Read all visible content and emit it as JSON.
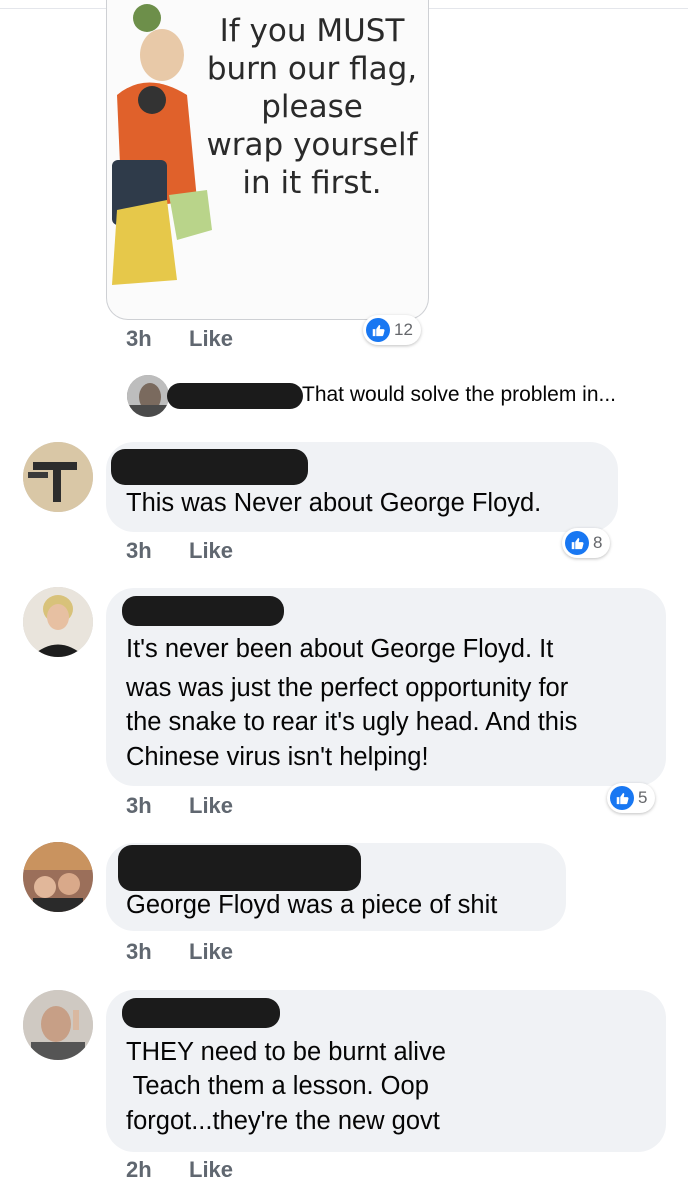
{
  "meme": {
    "lines": [
      "If you MUST",
      "burn our flag,",
      "please",
      "wrap yourself",
      "in it first."
    ]
  },
  "comments": [
    {
      "time": "3h",
      "like": "Like",
      "reactions": "12"
    },
    {
      "time": "3h",
      "like": "Like",
      "reactions": "8",
      "text": "This was Never about George Floyd."
    },
    {
      "time": "3h",
      "like": "Like",
      "reactions": "5",
      "lines": [
        "It's never been about George Floyd. It",
        "was was just the perfect opportunity for",
        "the snake to rear it's ugly head. And this",
        "Chinese virus isn't helping!"
      ]
    },
    {
      "time": "3h",
      "like": "Like",
      "text": "George Floyd was a piece of shit"
    },
    {
      "time": "2h",
      "like": "Like",
      "lines": [
        "THEY need to be burnt alive",
        " Teach them a lesson. Oop",
        "forgot...they're the new govt"
      ]
    }
  ],
  "reply": {
    "text": "That would solve the problem in..."
  },
  "colors": {
    "like_blue": "#1877f2",
    "bubble_bg": "#f0f2f5"
  }
}
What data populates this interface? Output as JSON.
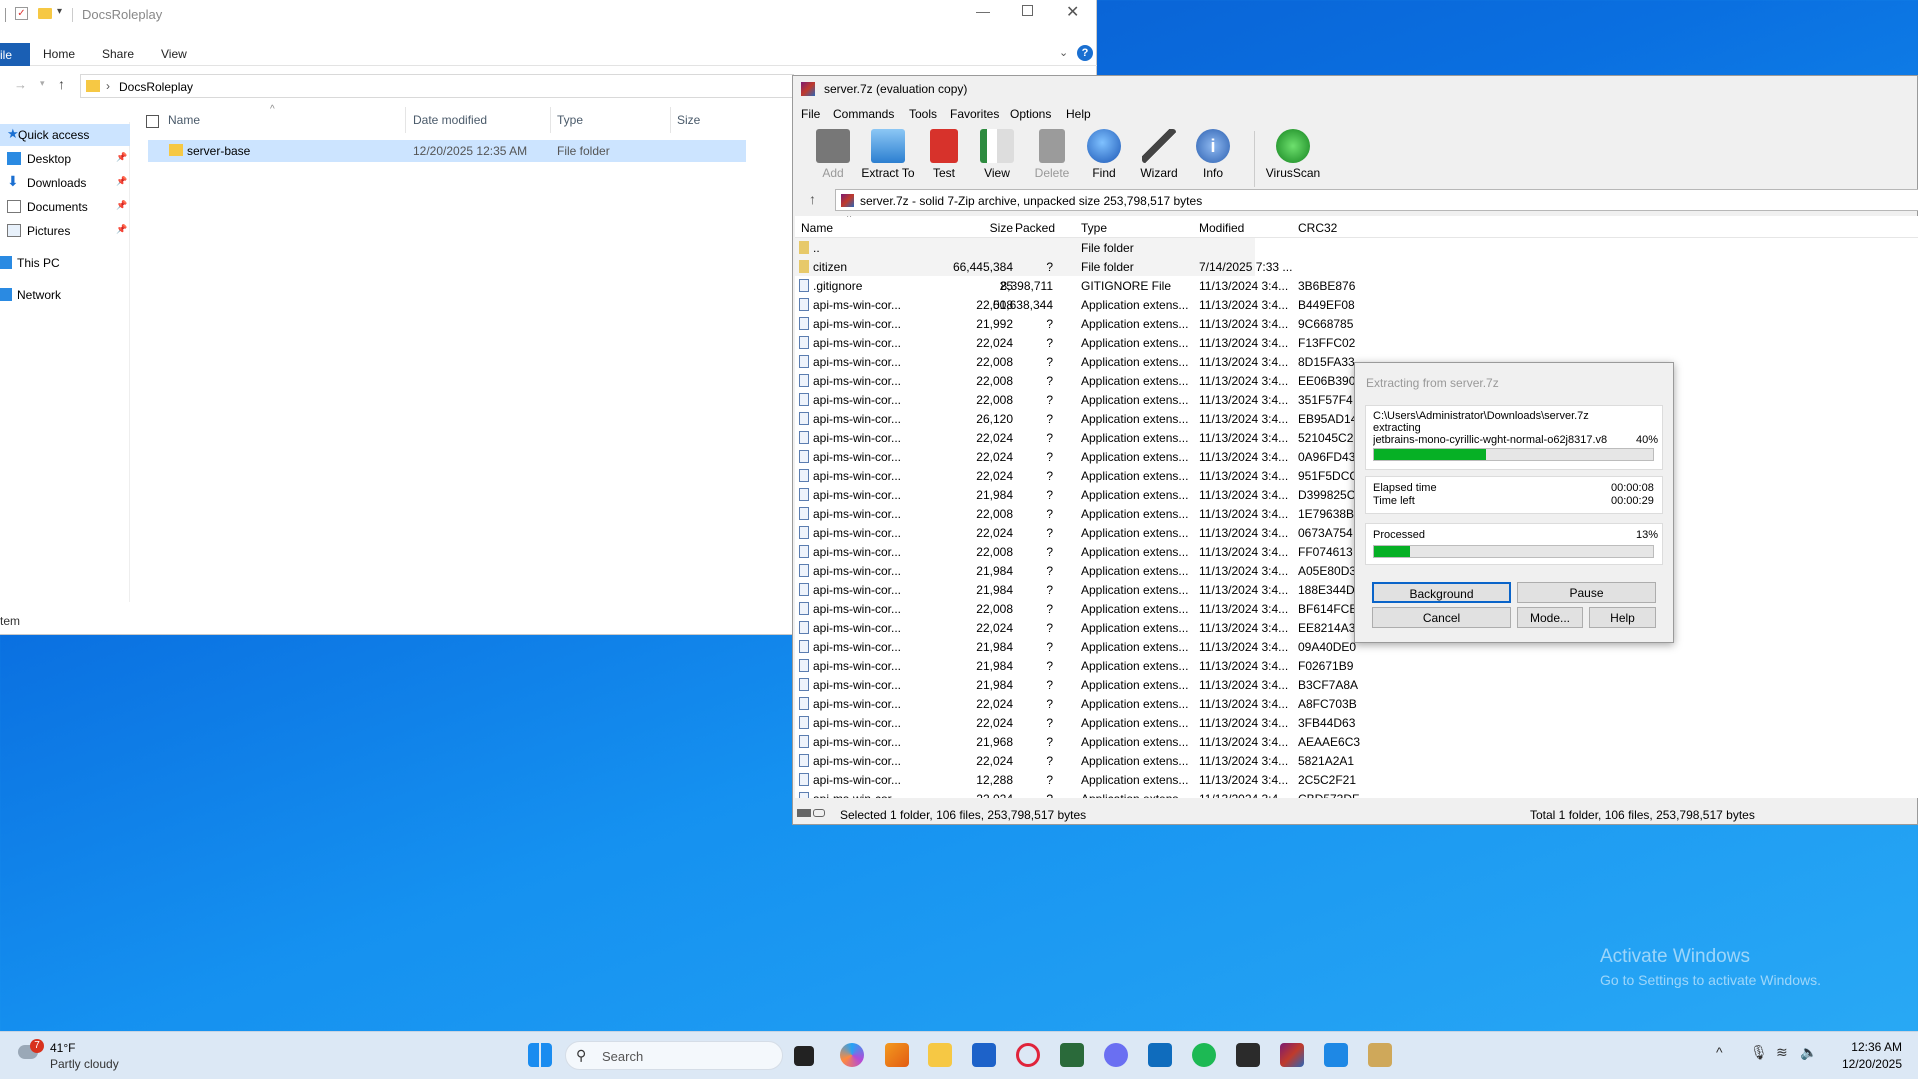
{
  "explorer": {
    "title": "DocsRoleplay",
    "tabs": [
      "ile",
      "Home",
      "Share",
      "View"
    ],
    "address": "DocsRoleplay",
    "nav": [
      {
        "label": "Quick access",
        "pinned": false
      },
      {
        "label": "Desktop",
        "pinned": true
      },
      {
        "label": "Downloads",
        "pinned": true
      },
      {
        "label": "Documents",
        "pinned": true
      },
      {
        "label": "Pictures",
        "pinned": true
      },
      {
        "label": "This PC",
        "pinned": false
      },
      {
        "label": "Network",
        "pinned": false
      }
    ],
    "columns": [
      "Name",
      "Date modified",
      "Type",
      "Size"
    ],
    "rows": [
      {
        "name": "server-base",
        "date": "12/20/2025 12:35 AM",
        "type": "File folder",
        "size": ""
      }
    ],
    "status": "tem"
  },
  "zip": {
    "title": "server.7z (evaluation copy)",
    "menu": [
      "File",
      "Commands",
      "Tools",
      "Favorites",
      "Options",
      "Help"
    ],
    "toolbar": [
      "Add",
      "Extract To",
      "Test",
      "View",
      "Delete",
      "Find",
      "Wizard",
      "Info",
      "VirusScan"
    ],
    "path": "server.7z - solid 7-Zip archive, unpacked size 253,798,517 bytes",
    "columns": [
      "Name",
      "Size",
      "Packed",
      "Type",
      "Modified",
      "CRC32"
    ],
    "rows": [
      {
        "name": "..",
        "size": "",
        "packed": "",
        "type": "File folder",
        "modified": "",
        "crc": ""
      },
      {
        "name": "citizen",
        "size": "66,445,384",
        "packed": "?",
        "type": "File folder",
        "modified": "7/14/2025 7:33 ...",
        "crc": ""
      },
      {
        "name": ".gitignore",
        "size": "25",
        "packed": "8,398,711",
        "type": "GITIGNORE File",
        "modified": "11/13/2024 3:4...",
        "crc": "3B6BE876"
      },
      {
        "name": "api-ms-win-cor...",
        "size": "22,008",
        "packed": "51,638,344",
        "type": "Application extens...",
        "modified": "11/13/2024 3:4...",
        "crc": "B449EF08"
      },
      {
        "name": "api-ms-win-cor...",
        "size": "21,992",
        "packed": "?",
        "type": "Application extens...",
        "modified": "11/13/2024 3:4...",
        "crc": "9C668785"
      },
      {
        "name": "api-ms-win-cor...",
        "size": "22,024",
        "packed": "?",
        "type": "Application extens...",
        "modified": "11/13/2024 3:4...",
        "crc": "F13FFC02"
      },
      {
        "name": "api-ms-win-cor...",
        "size": "22,008",
        "packed": "?",
        "type": "Application extens...",
        "modified": "11/13/2024 3:4...",
        "crc": "8D15FA33"
      },
      {
        "name": "api-ms-win-cor...",
        "size": "22,008",
        "packed": "?",
        "type": "Application extens...",
        "modified": "11/13/2024 3:4...",
        "crc": "EE06B390"
      },
      {
        "name": "api-ms-win-cor...",
        "size": "22,008",
        "packed": "?",
        "type": "Application extens...",
        "modified": "11/13/2024 3:4...",
        "crc": "351F57F4"
      },
      {
        "name": "api-ms-win-cor...",
        "size": "26,120",
        "packed": "?",
        "type": "Application extens...",
        "modified": "11/13/2024 3:4...",
        "crc": "EB95AD14"
      },
      {
        "name": "api-ms-win-cor...",
        "size": "22,024",
        "packed": "?",
        "type": "Application extens...",
        "modified": "11/13/2024 3:4...",
        "crc": "521045C2"
      },
      {
        "name": "api-ms-win-cor...",
        "size": "22,024",
        "packed": "?",
        "type": "Application extens...",
        "modified": "11/13/2024 3:4...",
        "crc": "0A96FD43"
      },
      {
        "name": "api-ms-win-cor...",
        "size": "22,024",
        "packed": "?",
        "type": "Application extens...",
        "modified": "11/13/2024 3:4...",
        "crc": "951F5DCC"
      },
      {
        "name": "api-ms-win-cor...",
        "size": "21,984",
        "packed": "?",
        "type": "Application extens...",
        "modified": "11/13/2024 3:4...",
        "crc": "D399825C"
      },
      {
        "name": "api-ms-win-cor...",
        "size": "22,008",
        "packed": "?",
        "type": "Application extens...",
        "modified": "11/13/2024 3:4...",
        "crc": "1E79638B"
      },
      {
        "name": "api-ms-win-cor...",
        "size": "22,024",
        "packed": "?",
        "type": "Application extens...",
        "modified": "11/13/2024 3:4...",
        "crc": "0673A754"
      },
      {
        "name": "api-ms-win-cor...",
        "size": "22,008",
        "packed": "?",
        "type": "Application extens...",
        "modified": "11/13/2024 3:4...",
        "crc": "FF074613"
      },
      {
        "name": "api-ms-win-cor...",
        "size": "21,984",
        "packed": "?",
        "type": "Application extens...",
        "modified": "11/13/2024 3:4...",
        "crc": "A05E80D3"
      },
      {
        "name": "api-ms-win-cor...",
        "size": "21,984",
        "packed": "?",
        "type": "Application extens...",
        "modified": "11/13/2024 3:4...",
        "crc": "188E344D"
      },
      {
        "name": "api-ms-win-cor...",
        "size": "22,008",
        "packed": "?",
        "type": "Application extens...",
        "modified": "11/13/2024 3:4...",
        "crc": "BF614FCB"
      },
      {
        "name": "api-ms-win-cor...",
        "size": "22,024",
        "packed": "?",
        "type": "Application extens...",
        "modified": "11/13/2024 3:4...",
        "crc": "EE8214A3"
      },
      {
        "name": "api-ms-win-cor...",
        "size": "21,984",
        "packed": "?",
        "type": "Application extens...",
        "modified": "11/13/2024 3:4...",
        "crc": "09A40DE0"
      },
      {
        "name": "api-ms-win-cor...",
        "size": "21,984",
        "packed": "?",
        "type": "Application extens...",
        "modified": "11/13/2024 3:4...",
        "crc": "F02671B9"
      },
      {
        "name": "api-ms-win-cor...",
        "size": "21,984",
        "packed": "?",
        "type": "Application extens...",
        "modified": "11/13/2024 3:4...",
        "crc": "B3CF7A8A"
      },
      {
        "name": "api-ms-win-cor...",
        "size": "22,024",
        "packed": "?",
        "type": "Application extens...",
        "modified": "11/13/2024 3:4...",
        "crc": "A8FC703B"
      },
      {
        "name": "api-ms-win-cor...",
        "size": "22,024",
        "packed": "?",
        "type": "Application extens...",
        "modified": "11/13/2024 3:4...",
        "crc": "3FB44D63"
      },
      {
        "name": "api-ms-win-cor...",
        "size": "21,968",
        "packed": "?",
        "type": "Application extens...",
        "modified": "11/13/2024 3:4...",
        "crc": "AEAAE6C3"
      },
      {
        "name": "api-ms-win-cor...",
        "size": "22,024",
        "packed": "?",
        "type": "Application extens...",
        "modified": "11/13/2024 3:4...",
        "crc": "5821A2A1"
      },
      {
        "name": "api-ms-win-cor...",
        "size": "12,288",
        "packed": "?",
        "type": "Application extens...",
        "modified": "11/13/2024 3:4...",
        "crc": "2C5C2F21"
      },
      {
        "name": "api-ms-win-cor...",
        "size": "22,024",
        "packed": "?",
        "type": "Application extens...",
        "modified": "11/13/2024 3:4...",
        "crc": "CBD573DF"
      }
    ],
    "status_left": "Selected 1 folder, 106 files, 253,798,517 bytes",
    "status_right": "Total 1 folder, 106 files, 253,798,517 bytes"
  },
  "dialog": {
    "title": "Extracting from server.7z",
    "path": "C:\\Users\\Administrator\\Downloads\\server.7z",
    "action": "extracting",
    "file": "jetbrains-mono-cyrillic-wght-normal-o62j8317.v8",
    "file_percent_label": "40%",
    "file_progress": 0.4,
    "elapsed_label": "Elapsed time",
    "elapsed": "00:00:08",
    "left_label": "Time left",
    "left": "00:00:29",
    "processed_label": "Processed",
    "processed_percent_label": "13%",
    "processed_progress": 0.13,
    "buttons": {
      "background": "Background",
      "pause": "Pause",
      "cancel": "Cancel",
      "mode": "Mode...",
      "help": "Help"
    }
  },
  "watermark": {
    "line1": "Activate Windows",
    "line2": "Go to Settings to activate Windows."
  },
  "taskbar": {
    "temperature": "41°F",
    "weather": "Partly cloudy",
    "weather_badge": "7",
    "search_placeholder": "Search",
    "time": "12:36 AM",
    "date": "12/20/2025"
  }
}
··········
§ EXERCISE AIM: Each line of the data that contains "about" belongs in the answer.

§ ANSWER TO THE EXERCISE:
      "text": "This was Never about George Floyd."
        "It's never been about George Floyd. It",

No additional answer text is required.